**Data excerpts:**
****************
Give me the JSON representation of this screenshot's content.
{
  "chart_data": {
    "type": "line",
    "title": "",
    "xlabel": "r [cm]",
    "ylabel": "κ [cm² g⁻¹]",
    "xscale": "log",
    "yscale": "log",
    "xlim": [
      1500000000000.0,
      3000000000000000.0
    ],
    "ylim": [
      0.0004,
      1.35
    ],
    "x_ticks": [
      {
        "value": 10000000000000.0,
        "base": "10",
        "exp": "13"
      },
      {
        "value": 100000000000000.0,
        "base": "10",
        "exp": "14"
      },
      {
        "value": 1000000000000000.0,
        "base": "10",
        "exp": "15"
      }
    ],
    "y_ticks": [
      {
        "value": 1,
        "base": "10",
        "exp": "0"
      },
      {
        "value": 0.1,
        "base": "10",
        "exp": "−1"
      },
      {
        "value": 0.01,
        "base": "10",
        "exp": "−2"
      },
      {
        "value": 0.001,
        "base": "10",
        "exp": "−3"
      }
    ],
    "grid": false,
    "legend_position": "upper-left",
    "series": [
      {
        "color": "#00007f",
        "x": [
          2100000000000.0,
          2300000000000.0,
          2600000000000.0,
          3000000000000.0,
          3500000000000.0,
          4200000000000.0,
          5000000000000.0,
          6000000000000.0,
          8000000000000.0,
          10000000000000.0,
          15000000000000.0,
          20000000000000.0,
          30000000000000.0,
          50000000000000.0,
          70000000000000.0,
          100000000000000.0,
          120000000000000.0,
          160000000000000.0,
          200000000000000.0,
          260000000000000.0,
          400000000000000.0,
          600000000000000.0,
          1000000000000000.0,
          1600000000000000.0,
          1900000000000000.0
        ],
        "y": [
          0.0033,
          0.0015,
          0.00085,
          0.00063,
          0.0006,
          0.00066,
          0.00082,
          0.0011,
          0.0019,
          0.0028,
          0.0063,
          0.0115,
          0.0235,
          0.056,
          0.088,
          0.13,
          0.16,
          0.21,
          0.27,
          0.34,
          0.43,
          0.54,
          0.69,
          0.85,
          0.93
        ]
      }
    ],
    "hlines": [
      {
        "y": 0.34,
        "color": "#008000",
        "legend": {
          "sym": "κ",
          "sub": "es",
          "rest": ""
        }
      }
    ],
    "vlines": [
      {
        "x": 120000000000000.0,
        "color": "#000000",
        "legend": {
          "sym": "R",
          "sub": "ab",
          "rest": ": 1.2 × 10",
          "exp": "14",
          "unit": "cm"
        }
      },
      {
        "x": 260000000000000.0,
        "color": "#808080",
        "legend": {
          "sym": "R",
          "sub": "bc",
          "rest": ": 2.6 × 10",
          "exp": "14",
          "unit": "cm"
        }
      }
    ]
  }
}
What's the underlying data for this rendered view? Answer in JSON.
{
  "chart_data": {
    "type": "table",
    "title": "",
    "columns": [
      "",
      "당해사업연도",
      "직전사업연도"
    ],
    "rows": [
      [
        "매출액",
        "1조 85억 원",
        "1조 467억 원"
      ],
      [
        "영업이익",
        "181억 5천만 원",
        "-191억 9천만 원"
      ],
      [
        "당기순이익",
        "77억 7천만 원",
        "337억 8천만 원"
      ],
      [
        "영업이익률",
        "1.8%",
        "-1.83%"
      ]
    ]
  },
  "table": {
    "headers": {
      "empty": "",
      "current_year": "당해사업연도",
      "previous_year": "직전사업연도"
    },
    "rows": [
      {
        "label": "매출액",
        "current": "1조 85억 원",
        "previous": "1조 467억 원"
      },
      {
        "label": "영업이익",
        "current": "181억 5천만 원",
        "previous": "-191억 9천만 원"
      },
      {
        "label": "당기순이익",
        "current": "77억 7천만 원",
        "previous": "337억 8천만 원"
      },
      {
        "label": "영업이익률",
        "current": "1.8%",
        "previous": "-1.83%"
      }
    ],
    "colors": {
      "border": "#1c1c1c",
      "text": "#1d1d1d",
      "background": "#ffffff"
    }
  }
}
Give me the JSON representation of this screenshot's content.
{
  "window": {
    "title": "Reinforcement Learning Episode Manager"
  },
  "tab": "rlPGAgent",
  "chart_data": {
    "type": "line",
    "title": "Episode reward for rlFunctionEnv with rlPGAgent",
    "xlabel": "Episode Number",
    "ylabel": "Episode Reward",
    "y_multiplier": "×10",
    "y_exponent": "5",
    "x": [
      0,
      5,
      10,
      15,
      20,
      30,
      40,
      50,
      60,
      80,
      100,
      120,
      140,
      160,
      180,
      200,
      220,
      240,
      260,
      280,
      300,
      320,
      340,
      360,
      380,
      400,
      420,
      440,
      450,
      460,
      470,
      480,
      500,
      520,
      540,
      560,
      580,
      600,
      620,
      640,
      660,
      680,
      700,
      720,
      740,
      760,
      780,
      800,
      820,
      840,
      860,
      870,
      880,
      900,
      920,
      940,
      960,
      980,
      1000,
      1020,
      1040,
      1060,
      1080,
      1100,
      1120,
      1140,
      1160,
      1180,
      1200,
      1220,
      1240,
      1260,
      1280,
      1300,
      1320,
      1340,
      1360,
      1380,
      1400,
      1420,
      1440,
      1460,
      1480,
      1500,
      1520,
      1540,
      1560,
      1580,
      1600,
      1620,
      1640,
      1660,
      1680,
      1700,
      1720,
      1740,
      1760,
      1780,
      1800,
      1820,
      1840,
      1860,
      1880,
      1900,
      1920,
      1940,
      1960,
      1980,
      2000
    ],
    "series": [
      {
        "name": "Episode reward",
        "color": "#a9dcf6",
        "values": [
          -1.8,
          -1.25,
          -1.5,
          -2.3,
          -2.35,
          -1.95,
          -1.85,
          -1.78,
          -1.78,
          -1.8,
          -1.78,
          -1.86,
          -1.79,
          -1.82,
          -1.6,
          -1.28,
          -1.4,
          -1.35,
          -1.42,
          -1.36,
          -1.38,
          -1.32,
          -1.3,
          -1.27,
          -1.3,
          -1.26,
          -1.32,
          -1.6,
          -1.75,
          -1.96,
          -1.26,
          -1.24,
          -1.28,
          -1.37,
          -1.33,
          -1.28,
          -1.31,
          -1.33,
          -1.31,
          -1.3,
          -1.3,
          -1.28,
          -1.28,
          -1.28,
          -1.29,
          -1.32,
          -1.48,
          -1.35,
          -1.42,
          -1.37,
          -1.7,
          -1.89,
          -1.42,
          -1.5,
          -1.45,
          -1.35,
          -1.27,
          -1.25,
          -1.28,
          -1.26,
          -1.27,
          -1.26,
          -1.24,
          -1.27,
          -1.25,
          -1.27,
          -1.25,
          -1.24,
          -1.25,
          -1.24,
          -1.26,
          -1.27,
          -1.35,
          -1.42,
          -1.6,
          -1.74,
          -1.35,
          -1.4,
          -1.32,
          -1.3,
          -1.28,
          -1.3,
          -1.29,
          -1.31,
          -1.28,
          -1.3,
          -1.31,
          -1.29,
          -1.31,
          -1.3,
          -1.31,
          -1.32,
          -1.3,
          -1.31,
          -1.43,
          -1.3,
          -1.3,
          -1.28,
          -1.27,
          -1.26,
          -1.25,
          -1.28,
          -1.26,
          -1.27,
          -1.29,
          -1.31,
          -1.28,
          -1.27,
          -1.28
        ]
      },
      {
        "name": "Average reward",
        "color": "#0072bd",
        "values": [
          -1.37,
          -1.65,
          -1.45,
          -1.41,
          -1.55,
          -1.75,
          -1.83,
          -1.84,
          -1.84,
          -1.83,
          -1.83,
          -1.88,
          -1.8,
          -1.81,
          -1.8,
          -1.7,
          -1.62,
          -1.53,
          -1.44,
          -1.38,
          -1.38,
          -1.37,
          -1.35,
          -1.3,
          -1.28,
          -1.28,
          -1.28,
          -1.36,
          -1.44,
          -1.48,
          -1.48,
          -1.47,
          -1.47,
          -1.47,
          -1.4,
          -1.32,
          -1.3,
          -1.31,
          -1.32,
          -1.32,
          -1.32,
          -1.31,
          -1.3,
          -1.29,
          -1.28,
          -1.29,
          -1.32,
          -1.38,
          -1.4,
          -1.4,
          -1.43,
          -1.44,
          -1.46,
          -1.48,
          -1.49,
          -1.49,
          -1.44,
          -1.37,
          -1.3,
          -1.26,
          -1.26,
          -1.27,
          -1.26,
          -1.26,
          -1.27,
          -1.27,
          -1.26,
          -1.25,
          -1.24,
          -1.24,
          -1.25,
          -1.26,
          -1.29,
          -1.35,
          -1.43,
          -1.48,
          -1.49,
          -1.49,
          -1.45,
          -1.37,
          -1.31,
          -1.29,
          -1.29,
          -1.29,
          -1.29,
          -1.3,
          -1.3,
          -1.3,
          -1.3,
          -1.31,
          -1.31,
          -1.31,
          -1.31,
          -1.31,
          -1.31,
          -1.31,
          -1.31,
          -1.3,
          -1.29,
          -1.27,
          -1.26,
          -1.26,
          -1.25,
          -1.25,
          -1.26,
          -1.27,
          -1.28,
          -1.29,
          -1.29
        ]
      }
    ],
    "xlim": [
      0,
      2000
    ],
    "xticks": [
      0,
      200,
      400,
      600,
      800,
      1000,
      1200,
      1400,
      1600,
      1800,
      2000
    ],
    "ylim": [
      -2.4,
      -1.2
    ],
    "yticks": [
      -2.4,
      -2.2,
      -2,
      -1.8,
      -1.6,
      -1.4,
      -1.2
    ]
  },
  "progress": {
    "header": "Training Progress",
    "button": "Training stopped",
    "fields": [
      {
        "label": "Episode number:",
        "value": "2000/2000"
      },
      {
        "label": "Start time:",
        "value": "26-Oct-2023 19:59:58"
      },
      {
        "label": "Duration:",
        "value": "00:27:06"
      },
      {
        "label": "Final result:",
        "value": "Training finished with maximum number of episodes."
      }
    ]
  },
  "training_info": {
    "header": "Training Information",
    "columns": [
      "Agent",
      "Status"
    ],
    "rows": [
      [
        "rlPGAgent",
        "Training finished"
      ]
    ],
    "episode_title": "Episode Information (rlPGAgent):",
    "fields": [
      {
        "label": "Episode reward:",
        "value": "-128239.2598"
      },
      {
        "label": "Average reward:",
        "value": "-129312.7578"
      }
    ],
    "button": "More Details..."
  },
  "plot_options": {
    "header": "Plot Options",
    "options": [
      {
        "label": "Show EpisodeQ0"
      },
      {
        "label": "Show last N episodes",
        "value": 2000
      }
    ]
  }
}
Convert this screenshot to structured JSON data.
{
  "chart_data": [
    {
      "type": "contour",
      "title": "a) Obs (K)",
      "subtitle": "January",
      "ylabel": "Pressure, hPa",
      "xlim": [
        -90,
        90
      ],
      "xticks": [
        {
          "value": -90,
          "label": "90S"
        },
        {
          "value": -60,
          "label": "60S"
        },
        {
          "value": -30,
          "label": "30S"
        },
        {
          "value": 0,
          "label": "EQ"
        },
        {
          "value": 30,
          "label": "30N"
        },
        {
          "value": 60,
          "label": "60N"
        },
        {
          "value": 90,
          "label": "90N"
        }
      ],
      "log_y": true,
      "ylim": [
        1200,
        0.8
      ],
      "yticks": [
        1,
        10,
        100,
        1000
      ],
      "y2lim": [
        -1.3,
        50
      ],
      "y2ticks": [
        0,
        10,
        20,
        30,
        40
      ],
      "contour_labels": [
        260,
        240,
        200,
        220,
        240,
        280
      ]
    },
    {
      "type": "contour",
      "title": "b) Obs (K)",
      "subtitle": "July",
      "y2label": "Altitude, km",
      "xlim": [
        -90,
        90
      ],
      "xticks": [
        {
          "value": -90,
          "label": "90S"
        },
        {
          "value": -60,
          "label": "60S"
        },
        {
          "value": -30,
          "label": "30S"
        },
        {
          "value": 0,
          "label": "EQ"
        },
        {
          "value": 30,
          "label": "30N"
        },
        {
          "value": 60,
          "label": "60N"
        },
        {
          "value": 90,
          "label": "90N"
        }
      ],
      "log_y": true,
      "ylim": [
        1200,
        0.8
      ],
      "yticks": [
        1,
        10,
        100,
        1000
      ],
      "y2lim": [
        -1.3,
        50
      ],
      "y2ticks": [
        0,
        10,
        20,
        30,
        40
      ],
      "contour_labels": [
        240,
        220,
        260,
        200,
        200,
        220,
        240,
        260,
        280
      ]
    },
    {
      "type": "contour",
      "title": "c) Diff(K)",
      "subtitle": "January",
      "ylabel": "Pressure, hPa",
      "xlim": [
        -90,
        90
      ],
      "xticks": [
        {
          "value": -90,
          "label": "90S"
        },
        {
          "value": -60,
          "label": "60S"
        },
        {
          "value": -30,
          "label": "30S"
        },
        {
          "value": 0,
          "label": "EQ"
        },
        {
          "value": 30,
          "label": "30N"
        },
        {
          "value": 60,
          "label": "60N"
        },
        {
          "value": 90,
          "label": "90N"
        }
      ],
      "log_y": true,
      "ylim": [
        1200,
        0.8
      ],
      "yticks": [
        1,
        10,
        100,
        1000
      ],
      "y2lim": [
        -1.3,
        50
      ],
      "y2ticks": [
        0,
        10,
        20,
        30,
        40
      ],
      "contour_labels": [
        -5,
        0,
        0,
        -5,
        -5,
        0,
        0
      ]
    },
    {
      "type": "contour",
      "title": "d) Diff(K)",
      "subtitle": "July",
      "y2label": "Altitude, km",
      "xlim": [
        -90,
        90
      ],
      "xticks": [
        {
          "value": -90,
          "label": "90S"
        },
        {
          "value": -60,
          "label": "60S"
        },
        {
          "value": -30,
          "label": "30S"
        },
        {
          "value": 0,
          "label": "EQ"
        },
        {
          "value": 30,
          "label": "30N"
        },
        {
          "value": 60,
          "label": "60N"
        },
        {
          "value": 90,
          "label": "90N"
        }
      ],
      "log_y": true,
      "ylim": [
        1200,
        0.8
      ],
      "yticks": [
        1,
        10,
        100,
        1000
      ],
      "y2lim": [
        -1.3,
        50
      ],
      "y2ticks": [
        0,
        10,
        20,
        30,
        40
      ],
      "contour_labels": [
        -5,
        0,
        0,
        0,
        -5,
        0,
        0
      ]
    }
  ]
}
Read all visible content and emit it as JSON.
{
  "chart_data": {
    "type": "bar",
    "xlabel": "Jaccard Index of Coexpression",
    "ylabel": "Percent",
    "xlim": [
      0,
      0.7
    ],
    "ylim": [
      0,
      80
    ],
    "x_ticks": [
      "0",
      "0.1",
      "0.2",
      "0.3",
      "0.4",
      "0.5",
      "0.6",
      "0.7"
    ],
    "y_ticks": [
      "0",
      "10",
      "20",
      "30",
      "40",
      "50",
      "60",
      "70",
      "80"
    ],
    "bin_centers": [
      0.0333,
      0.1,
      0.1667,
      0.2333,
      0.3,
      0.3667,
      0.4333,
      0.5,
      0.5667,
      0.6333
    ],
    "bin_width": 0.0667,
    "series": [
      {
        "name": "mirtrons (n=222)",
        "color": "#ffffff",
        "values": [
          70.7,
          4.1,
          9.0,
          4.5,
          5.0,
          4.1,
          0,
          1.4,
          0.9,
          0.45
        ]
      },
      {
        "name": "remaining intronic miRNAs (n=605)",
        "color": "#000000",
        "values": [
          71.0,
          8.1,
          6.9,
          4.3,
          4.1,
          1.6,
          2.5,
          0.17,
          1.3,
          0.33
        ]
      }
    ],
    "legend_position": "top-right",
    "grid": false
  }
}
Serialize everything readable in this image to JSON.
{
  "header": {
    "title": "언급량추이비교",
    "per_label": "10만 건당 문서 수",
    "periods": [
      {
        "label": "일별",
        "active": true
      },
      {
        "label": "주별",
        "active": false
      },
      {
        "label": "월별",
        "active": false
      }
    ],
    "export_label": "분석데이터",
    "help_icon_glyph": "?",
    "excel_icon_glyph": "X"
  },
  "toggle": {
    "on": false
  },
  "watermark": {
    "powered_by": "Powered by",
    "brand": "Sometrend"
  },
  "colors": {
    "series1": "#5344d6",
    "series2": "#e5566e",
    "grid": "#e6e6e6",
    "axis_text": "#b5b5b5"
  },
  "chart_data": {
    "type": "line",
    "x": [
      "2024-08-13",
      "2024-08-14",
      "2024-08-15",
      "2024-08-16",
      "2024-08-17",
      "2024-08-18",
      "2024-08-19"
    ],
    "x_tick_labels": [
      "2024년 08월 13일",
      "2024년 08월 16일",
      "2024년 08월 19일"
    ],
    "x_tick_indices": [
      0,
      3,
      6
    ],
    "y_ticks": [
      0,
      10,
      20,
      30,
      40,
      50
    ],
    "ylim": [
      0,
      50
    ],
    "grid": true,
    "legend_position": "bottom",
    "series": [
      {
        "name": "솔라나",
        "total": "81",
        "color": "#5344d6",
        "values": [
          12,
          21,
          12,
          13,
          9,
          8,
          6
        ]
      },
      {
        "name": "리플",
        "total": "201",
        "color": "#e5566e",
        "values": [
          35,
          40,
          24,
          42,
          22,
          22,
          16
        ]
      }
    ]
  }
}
****************
**Problem description:** Count the lines in the records above that contain the word "episodes", and give only that number.

**Response below:** 2